### 作業課題 1:
ページ本文の「専門家以外でも、こんな家電が」から「味度合いが鍵になるでしょう。」までを書き写し、その際「試作品」を「プロトタイプ」に変えてください。
### 作業課題 2:
ページ本文によると、Arduinoはどのような種類のボードですか?
### 作業課題 3:
ページ本文で、引用符(「」または””)で囲まれている語句をすべて挙げてください。

### ページ本文:
########################################
第161回 発想をカタチに。生成AIで電子工作もより身近に!

デジタルAVを味方に!新・仕事術

専門家以外でも、こんな家電があったらいいな、こんな道具があれば仕事が捗るのに…、と思いつくことがあるでしょう。実際に動く試作品でデモンストレーションできれば、決済を得たり、出資を募ったりと、プロジェクトを進め易いはずです。

こうした”電子工作”の頭脳として人気なのが、Arduino(アルドゥイーノ)というマイコンボード。STEM教育にも活用されていて、興味があれば小学生や中学生でも、プログラムを作成し、好きなモノを作ることができます。例えば、障害物を避けながら走行する車。こうしたセンサーとモーターを組み合わせてさらに制御も必要な、”少し複雑なモノ”の製作にも適します。しかし、プログラムの作成には一定の学習と忍耐が必要で、扱えるか否かは興味度合いが鍵になるでしょう。

ここで朗報。今話題の「ChatGPT」のような「生成AI」を活用すると、文章を書く要領でプログラミングができる時代に。誰もがモノづくりをより身近に感じられる時代になっているのです。
########################################
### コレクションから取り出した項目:
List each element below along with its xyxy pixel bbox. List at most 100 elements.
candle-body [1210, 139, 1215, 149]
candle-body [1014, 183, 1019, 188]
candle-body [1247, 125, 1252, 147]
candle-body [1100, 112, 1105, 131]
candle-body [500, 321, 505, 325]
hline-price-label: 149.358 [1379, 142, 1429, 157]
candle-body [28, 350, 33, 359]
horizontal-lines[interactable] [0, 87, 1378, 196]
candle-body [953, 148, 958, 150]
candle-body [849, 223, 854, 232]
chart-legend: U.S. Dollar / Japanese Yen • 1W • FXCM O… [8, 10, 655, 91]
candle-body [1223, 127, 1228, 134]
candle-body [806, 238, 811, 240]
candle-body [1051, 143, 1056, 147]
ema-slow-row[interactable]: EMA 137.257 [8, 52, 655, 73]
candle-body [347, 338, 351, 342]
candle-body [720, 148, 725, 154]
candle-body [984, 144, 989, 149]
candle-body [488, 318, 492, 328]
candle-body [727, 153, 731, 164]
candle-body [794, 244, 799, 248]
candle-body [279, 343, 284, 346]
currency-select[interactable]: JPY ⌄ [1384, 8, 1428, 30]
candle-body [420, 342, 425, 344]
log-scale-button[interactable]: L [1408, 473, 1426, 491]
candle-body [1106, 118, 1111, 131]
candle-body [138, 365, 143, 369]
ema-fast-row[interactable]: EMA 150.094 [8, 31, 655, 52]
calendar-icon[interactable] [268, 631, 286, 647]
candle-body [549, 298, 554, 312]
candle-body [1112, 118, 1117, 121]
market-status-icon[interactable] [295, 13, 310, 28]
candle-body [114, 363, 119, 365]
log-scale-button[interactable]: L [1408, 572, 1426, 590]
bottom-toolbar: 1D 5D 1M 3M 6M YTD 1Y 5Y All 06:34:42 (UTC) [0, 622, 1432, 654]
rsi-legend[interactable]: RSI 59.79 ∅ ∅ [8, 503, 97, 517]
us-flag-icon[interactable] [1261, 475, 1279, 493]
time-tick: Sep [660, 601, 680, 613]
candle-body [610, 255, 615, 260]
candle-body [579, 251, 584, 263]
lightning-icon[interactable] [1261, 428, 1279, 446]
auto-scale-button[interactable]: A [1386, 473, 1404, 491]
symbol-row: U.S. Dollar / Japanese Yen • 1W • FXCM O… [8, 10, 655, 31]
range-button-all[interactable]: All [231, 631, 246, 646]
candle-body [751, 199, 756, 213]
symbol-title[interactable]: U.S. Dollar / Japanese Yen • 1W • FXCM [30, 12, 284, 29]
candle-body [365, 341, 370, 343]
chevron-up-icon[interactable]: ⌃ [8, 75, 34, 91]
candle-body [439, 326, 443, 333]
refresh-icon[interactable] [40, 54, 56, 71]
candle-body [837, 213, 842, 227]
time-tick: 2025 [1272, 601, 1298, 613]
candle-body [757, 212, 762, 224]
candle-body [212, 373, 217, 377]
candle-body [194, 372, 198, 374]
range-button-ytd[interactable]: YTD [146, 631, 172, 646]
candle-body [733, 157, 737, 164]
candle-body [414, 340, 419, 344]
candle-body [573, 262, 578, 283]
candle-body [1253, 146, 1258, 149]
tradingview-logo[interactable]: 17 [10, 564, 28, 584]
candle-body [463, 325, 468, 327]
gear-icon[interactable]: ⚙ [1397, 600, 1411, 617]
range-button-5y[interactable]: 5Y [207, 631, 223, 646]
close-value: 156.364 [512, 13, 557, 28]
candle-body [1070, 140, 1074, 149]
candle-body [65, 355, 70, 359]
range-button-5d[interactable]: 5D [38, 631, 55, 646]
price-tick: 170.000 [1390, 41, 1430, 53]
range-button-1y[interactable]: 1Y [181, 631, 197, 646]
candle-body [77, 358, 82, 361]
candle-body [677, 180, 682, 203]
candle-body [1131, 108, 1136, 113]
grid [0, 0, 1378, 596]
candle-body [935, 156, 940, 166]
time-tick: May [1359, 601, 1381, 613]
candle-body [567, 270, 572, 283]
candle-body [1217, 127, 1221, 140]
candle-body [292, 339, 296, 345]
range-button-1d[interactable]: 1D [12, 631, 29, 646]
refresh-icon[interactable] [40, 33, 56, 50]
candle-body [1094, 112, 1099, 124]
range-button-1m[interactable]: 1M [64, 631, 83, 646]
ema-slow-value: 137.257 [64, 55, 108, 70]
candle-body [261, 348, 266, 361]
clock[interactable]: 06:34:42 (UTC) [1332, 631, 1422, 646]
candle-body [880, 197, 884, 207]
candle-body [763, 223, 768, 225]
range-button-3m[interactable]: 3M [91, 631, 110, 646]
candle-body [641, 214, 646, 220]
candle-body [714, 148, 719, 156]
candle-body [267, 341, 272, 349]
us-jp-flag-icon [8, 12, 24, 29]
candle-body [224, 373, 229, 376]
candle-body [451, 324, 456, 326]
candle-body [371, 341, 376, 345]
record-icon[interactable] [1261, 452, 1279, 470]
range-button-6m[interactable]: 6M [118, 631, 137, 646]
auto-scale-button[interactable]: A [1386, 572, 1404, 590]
########################################
### 回答 1:
専門家以外でも、こんな家電があったらいいな、こんな道具があれば仕事が捗るのに…、と思いつくことがあるでしょう。実際に動くプロトタイプでデモンストレーションできれば、決済を得たり、出資を募ったりと、プロジェクトを進め易いはずです。

こうした”電子工作”の頭脳として人気なのが、Arduino(アルドゥイーノ)というマイコンボード。STEM教育にも活用されていて、興味があれば小学生や中学生でも、プログラムを作成し、好きなモノを作ることができます。例えば、障害物を避けながら走行する車。こうしたセンサーとモーターを組み合わせてさらに制御も必要な、”少し複雑なモノ”の製作にも適します。しかし、プログラムの作成には一定の学習と忍耐が必要で、扱えるか否かは興味度合いが鍵になるでしょう。

### 回答 2:
マイコンボードです。

### 回答 3:
電子工作、少し複雑なモノ、ChatGPT、生成AI